__Provided text__.
The Miami Herald Fred Grimm column


Jun 12, 2011 (The Miami Herald - McClatchy-Tribune Information Services via COMTEX) -- Twenty years ago, George Holliday heard police sirens and a loud ruckus from the street below his Los Angeles apartment. Holliday grabbed his Sony Handycam. His nine minutes of grainy video, shot from his balcony, amounted to an epochal moment, signaling the beginning of a new, fast-evolving, ever more contentious relationship between police and citizen photographers.

The LA cops who Holliday recorded beating Rodney King were found not guilty of brutality charges by a state court jury, but the verdict seemed incompatible with the video. At least that was the roiling sentiment on the streets of Los Angeles, where riots would leave 50 people dead.

In 1991, the incriminating (or, from the police perspective, misleading) video was a bit of bad luck for the over-exuberant cops. Back then, Handycams weren't usually so handy. It was still unlikely that some citizen stumbling across a police confrontation would be armed with a video camera, batteries charged, loaded with a cassette tape, ready to shoot.


Twenty years later, as Urban Beach Weekend entered its Memorial Day culmination in Miami Beach, it had become utterly inevitable that someone amid that rowdy mass of partiers would record the police gun barrage that killed Raymond Herisse. In 2011, in the digital age, most of the population above age 8 has a smart phone or cell phone with recording capabilities. And a genetic predisposition to generate content for YouTube.

Sure enough, as the sun rose over Miami Beach that morning, a video of those frightful war-like moments, shot from seven stories up, was already reverberating through cyberspace. A second video, recorded at street level by Narces Benoit, depicted what appears to be a frantic attempt by police just after the shooting to confiscate the cell phones and cameras, was the other inevitable image of the digital age.

If the video doesn't quite prove Benoit's contention that police roughed him up at gunpoint and stomped his cell phone after the shooting, neither does it lend all that much support to the police version, the notion that the frantic cops grabbing cell phones and at least one TV camera from a WPLG-ABC 10 photographer were only interested in collecting evidence that might help in the shooting investigation. The Greater Miami Chapter of the ACLU looked at the video and charged that the Miami Beach police have "set themselves up for legal actions in connection with the suppression of peoples' ability to document what police were doing." The Miami Herald's David Smiley and Diana Moskovitz reported that the Miami Beach PD has demonstrated an unseemly inclination in the past to keep potentially embarrassing, or incriminating, videos out of the public eye. Not that the MBPD has been alone. A Broward deputy was placed on administrative leave two weeks ago after a motorist charged that he employed racial slurs, then, noticing that a passenger was taping the confrontation on her BlackBerry, snatched the phone away. The BlackBerry was found a few blocks away, broken in two, but the memory card (and the unsettling video) was intact.

__How to complete this task__. According to the column, how many people died in the Los Angeles riots?

__Dataset__.
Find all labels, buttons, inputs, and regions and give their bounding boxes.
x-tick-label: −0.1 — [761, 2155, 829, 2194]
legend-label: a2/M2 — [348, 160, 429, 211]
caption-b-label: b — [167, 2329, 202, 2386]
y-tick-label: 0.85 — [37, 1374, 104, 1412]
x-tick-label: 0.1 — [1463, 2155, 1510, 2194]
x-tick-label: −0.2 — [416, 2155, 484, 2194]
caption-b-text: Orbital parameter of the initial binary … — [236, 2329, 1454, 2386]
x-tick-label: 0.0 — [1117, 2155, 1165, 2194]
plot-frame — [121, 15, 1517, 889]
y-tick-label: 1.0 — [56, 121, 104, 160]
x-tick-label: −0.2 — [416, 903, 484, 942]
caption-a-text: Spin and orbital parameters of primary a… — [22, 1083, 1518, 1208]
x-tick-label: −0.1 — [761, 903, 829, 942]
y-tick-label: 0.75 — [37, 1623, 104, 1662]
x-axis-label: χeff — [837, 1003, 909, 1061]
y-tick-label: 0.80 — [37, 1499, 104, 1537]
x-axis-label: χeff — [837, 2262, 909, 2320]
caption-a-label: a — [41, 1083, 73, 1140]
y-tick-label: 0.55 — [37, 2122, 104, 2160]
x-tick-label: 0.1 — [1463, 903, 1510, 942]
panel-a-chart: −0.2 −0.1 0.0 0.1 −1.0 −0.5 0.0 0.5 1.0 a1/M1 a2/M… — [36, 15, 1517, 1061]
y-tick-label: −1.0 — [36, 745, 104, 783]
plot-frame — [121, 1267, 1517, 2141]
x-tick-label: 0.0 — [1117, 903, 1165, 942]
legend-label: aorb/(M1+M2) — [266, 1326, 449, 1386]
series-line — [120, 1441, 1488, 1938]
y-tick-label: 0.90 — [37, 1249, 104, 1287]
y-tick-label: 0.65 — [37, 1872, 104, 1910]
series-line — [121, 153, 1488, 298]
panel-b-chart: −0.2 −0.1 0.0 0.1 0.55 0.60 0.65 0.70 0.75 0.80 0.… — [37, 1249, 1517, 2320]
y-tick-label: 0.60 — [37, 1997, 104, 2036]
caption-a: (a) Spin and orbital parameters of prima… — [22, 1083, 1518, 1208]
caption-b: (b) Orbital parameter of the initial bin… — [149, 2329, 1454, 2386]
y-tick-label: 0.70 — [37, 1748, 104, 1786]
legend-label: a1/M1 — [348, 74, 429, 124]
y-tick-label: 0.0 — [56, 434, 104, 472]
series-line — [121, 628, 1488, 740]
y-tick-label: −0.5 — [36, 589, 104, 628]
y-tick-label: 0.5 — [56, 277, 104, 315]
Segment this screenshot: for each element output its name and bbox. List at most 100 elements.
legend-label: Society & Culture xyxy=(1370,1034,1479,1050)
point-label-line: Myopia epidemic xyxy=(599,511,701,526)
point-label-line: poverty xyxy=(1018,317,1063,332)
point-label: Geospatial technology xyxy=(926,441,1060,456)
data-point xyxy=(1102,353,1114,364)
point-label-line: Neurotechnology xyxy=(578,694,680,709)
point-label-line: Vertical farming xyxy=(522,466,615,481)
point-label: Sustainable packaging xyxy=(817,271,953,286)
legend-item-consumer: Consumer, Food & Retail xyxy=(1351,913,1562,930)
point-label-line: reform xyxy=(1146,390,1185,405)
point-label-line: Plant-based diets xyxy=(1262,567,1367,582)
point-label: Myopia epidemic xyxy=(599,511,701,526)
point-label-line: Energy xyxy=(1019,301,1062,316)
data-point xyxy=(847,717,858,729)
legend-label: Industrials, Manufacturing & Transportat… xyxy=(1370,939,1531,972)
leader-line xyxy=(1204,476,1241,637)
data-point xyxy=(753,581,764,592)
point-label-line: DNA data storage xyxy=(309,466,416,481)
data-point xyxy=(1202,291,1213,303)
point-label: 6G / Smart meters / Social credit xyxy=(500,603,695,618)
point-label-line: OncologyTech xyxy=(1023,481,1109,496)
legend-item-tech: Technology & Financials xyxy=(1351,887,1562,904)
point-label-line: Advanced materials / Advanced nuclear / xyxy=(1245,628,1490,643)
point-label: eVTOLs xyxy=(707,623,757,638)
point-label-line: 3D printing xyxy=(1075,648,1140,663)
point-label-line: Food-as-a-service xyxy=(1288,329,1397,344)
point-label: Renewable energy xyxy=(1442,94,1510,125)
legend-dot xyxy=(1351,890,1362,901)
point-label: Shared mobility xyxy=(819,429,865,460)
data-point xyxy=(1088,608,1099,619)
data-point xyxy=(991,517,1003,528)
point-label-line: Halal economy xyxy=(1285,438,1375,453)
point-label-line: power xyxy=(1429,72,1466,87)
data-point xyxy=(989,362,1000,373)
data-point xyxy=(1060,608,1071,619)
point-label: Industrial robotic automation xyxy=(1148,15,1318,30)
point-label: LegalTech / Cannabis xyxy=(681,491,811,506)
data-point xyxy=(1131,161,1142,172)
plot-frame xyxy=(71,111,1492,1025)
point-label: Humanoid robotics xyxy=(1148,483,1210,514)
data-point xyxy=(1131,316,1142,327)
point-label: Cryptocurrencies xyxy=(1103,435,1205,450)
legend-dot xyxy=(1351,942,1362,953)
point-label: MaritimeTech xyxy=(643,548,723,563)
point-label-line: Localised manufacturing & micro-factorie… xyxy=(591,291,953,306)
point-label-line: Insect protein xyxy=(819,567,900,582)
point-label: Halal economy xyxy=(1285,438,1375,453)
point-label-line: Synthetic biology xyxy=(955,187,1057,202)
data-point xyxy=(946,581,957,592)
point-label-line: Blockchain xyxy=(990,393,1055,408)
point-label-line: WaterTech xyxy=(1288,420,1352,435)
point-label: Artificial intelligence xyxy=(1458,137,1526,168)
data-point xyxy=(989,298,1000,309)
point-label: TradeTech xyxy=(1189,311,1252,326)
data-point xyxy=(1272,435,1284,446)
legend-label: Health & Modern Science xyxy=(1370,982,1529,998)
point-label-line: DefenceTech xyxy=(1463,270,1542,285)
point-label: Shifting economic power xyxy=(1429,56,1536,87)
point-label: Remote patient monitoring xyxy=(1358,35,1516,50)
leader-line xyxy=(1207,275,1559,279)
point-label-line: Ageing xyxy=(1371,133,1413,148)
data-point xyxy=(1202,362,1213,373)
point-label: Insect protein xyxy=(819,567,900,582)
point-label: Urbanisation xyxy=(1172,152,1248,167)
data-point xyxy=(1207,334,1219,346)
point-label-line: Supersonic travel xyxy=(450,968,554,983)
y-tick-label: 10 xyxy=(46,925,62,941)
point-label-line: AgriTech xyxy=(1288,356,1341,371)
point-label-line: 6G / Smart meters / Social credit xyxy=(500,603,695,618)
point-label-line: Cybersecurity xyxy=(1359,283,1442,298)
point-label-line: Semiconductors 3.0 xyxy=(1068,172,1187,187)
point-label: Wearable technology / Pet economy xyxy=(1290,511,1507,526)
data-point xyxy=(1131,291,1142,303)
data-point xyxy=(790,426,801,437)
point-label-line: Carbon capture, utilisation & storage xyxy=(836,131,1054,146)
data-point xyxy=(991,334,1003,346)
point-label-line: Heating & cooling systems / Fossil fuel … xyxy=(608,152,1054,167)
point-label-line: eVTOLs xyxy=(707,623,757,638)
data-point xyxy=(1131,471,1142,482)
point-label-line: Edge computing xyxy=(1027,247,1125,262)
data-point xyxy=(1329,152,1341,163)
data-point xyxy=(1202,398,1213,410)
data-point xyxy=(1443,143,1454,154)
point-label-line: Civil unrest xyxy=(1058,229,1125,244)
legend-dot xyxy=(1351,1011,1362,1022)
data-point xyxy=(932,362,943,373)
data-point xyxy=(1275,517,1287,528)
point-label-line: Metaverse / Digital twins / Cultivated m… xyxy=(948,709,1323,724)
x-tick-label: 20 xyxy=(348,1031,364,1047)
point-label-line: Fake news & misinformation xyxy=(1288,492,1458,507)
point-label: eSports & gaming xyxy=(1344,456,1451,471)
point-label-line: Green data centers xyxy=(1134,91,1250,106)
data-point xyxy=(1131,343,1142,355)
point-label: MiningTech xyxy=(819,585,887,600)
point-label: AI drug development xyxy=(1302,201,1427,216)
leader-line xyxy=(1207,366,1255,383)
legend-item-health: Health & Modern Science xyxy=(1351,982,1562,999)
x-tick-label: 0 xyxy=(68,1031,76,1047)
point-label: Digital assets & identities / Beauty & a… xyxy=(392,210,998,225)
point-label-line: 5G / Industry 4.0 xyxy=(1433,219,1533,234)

__Result for this task__. 50 people.